*** The records Section Begins ***

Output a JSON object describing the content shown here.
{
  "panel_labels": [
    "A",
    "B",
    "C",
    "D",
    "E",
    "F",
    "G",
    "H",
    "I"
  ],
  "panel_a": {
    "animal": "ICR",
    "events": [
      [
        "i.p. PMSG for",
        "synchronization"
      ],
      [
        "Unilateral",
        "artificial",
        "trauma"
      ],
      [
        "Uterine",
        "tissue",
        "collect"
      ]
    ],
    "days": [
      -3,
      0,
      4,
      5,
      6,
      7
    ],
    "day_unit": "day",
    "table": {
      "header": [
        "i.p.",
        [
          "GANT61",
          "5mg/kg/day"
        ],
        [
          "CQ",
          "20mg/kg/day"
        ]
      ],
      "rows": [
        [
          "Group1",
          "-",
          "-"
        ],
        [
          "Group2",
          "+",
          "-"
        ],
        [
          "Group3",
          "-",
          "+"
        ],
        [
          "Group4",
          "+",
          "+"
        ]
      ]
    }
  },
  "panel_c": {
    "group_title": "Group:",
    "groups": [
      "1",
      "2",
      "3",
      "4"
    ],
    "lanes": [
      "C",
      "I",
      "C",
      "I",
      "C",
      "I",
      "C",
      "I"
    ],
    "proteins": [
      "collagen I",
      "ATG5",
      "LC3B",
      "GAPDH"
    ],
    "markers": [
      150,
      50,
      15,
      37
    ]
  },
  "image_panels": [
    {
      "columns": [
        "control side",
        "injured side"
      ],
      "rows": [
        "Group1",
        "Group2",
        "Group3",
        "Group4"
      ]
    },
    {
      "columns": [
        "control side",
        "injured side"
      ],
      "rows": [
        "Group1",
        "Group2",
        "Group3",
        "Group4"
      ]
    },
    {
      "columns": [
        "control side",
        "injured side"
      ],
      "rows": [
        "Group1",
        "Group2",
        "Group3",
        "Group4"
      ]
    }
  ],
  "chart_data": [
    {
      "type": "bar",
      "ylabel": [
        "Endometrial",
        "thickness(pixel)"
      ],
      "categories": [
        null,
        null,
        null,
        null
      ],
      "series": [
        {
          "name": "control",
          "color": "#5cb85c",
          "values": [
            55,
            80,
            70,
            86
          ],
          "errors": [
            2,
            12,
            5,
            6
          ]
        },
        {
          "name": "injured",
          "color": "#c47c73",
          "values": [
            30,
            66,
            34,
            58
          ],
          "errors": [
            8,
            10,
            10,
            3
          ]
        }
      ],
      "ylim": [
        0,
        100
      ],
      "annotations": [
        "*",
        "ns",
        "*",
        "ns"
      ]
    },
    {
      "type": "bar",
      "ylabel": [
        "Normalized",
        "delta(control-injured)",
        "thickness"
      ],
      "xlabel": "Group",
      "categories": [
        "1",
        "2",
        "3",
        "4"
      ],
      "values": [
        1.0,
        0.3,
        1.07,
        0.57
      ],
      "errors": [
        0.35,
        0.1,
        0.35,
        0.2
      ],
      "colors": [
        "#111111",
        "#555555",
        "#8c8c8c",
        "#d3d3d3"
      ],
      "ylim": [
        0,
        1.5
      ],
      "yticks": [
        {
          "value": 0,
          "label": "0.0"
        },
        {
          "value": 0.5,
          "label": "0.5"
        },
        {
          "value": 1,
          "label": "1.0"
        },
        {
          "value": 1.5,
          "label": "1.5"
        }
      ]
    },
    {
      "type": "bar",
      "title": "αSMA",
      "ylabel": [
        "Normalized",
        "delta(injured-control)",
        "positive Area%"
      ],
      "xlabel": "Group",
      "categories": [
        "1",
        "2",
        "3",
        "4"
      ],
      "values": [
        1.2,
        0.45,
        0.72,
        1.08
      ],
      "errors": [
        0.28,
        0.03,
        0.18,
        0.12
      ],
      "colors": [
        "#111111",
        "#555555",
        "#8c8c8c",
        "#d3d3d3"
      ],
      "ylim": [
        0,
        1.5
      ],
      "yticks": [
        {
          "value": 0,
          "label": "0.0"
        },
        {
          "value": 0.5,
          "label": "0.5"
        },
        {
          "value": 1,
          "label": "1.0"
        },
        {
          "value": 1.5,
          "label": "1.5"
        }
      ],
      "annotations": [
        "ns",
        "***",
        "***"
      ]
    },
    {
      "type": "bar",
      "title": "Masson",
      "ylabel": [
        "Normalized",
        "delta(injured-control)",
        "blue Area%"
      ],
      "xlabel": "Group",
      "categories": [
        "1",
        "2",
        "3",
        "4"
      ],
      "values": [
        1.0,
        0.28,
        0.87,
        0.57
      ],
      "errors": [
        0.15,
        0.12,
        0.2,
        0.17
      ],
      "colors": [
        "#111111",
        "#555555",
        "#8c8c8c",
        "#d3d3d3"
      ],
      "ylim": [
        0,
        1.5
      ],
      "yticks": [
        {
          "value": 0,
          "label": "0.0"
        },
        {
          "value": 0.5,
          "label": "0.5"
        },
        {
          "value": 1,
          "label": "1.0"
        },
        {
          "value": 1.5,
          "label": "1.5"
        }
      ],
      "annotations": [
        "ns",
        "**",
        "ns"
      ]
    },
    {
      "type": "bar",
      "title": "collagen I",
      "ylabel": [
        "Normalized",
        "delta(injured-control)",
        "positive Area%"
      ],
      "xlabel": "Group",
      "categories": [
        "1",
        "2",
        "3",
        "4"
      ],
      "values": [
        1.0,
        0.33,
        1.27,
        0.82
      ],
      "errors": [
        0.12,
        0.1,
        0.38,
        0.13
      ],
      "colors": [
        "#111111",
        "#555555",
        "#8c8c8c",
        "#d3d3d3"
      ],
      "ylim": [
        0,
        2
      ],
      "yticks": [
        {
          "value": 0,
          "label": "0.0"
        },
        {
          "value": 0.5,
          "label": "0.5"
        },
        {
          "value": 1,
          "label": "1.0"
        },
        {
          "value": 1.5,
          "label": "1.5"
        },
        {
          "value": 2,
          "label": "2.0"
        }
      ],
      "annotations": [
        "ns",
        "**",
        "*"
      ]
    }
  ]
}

*** The records Section Ends ***

• **Task instructions**: Exact copies of all the records are to be printed.

• **Task result**:
Output a JSON object describing the content shown here.
{
  "panel_labels": [
    "A",
    "B",
    "C",
    "D",
    "E",
    "F",
    "G",
    "H",
    "I"
  ],
  "panel_a": {
    "animal": "ICR",
    "events": [
      [
        "i.p. PMSG for",
        "synchronization"
      ],
      [
        "Unilateral",
        "artificial",
        "trauma"
      ],
      [
        "Uterine",
        "tissue",
        "collect"
      ]
    ],
    "days": [
      -3,
      0,
      4,
      5,
      6,
      7
    ],
    "day_unit": "day",
    "table": {
      "header": [
        "i.p.",
        [
          "GANT61",
          "5mg/kg/day"
        ],
        [
          "CQ",
          "20mg/kg/day"
        ]
      ],
      "rows": [
        [
          "Group1",
          "-",
          "-"
        ],
        [
          "Group2",
          "+",
          "-"
        ],
        [
          "Group3",
          "-",
          "+"
        ],
        [
          "Group4",
          "+",
          "+"
        ]
      ]
    }
  },
  "panel_c": {
    "group_title": "Group:",
    "groups": [
      "1",
      "2",
      "3",
      "4"
    ],
    "lanes": [
      "C",
      "I",
      "C",
      "I",
      "C",
      "I",
      "C",
      "I"
    ],
    "proteins": [
      "collagen I",
      "ATG5",
      "LC3B",
      "GAPDH"
    ],
    "markers": [
      150,
      50,
      15,
      37
    ]
  },
  "image_panels": [
    {
      "columns": [
        "control side",
        "injured side"
      ],
      "rows": [
        "Group1",
        "Group2",
        "Group3",
        "Group4"
      ]
    },
    {
      "columns": [
        "control side",
        "injured side"
      ],
      "rows": [
        "Group1",
        "Group2",
        "Group3",
        "Group4"
      ]
    },
    {
      "columns": [
        "control side",
        "injured side"
      ],
      "rows": [
        "Group1",
        "Group2",
        "Group3",
        "Group4"
      ]
    }
  ],
  "chart_data": [
    {
      "type": "bar",
      "ylabel": [
        "Endometrial",
        "thickness(pixel)"
      ],
      "categories": [
        null,
        null,
        null,
        null
      ],
      "series": [
        {
          "name": "control",
          "color": "#5cb85c",
          "values": [
            55,
            80,
            70,
            86
          ],
          "errors": [
            2,
            12,
            5,
            6
          ]
        },
        {
          "name": "injured",
          "color": "#c47c73",
          "values": [
            30,
            66,
            34,
            58
          ],
          "errors": [
            8,
            10,
            10,
            3
          ]
        }
      ],
      "ylim": [
        0,
        100
      ],
      "annotations": [
        "*",
        "ns",
        "*",
        "ns"
      ]
    },
    {
      "type": "bar",
      "ylabel": [
        "Normalized",
        "delta(control-injured)",
        "thickness"
      ],
      "xlabel": "Group",
      "categories": [
        "1",
        "2",
        "3",
        "4"
      ],
      "values": [
        1.0,
        0.3,
        1.07,
        0.57
      ],
      "errors": [
        0.35,
        0.1,
        0.35,
        0.2
      ],
      "colors": [
        "#111111",
        "#555555",
        "#8c8c8c",
        "#d3d3d3"
      ],
      "ylim": [
        0,
        1.5
      ],
      "yticks": [
        {
          "value": 0,
          "label": "0.0"
        },
        {
          "value": 0.5,
          "label": "0.5"
        },
        {
          "value": 1,
          "label": "1.0"
        },
        {
          "value": 1.5,
          "label": "1.5"
        }
      ]
    },
    {
      "type": "bar",
      "title": "αSMA",
      "ylabel": [
        "Normalized",
        "delta(injured-control)",
        "positive Area%"
      ],
      "xlabel": "Group",
      "categories": [
        "1",
        "2",
        "3",
        "4"
      ],
      "values": [
        1.2,
        0.45,
        0.72,
        1.08
      ],
      "errors": [
        0.28,
        0.03,
        0.18,
        0.12
      ],
      "colors": [
        "#111111",
        "#555555",
        "#8c8c8c",
        "#d3d3d3"
      ],
      "ylim": [
        0,
        1.5
      ],
      "yticks": [
        {
          "value": 0,
          "label": "0.0"
        },
        {
          "value": 0.5,
          "label": "0.5"
        },
        {
          "value": 1,
          "label": "1.0"
        },
        {
          "value": 1.5,
          "label": "1.5"
        }
      ],
      "annotations": [
        "ns",
        "***",
        "***"
      ]
    },
    {
      "type": "bar",
      "title": "Masson",
      "ylabel": [
        "Normalized",
        "delta(injured-control)",
        "blue Area%"
      ],
      "xlabel": "Group",
      "categories": [
        "1",
        "2",
        "3",
        "4"
      ],
      "values": [
        1.0,
        0.28,
        0.87,
        0.57
      ],
      "errors": [
        0.15,
        0.12,
        0.2,
        0.17
      ],
      "colors": [
        "#111111",
        "#555555",
        "#8c8c8c",
        "#d3d3d3"
      ],
      "ylim": [
        0,
        1.5
      ],
      "yticks": [
        {
          "value": 0,
          "label": "0.0"
        },
        {
          "value": 0.5,
          "label": "0.5"
        },
        {
          "value": 1,
          "label": "1.0"
        },
        {
          "value": 1.5,
          "label": "1.5"
        }
      ],
      "annotations": [
        "ns",
        "**",
        "ns"
      ]
    },
    {
      "type": "bar",
      "title": "collagen I",
      "ylabel": [
        "Normalized",
        "delta(injured-control)",
        "positive Area%"
      ],
      "xlabel": "Group",
      "categories": [
        "1",
        "2",
        "3",
        "4"
      ],
      "values": [
        1.0,
        0.33,
        1.27,
        0.82
      ],
      "errors": [
        0.12,
        0.1,
        0.38,
        0.13
      ],
      "colors": [
        "#111111",
        "#555555",
        "#8c8c8c",
        "#d3d3d3"
      ],
      "ylim": [
        0,
        2
      ],
      "yticks": [
        {
          "value": 0,
          "label": "0.0"
        },
        {
          "value": 0.5,
          "label": "0.5"
        },
        {
          "value": 1,
          "label": "1.0"
        },
        {
          "value": 1.5,
          "label": "1.5"
        },
        {
          "value": 2,
          "label": "2.0"
        }
      ],
      "annotations": [
        "ns",
        "**",
        "*"
      ]
    }
  ]
}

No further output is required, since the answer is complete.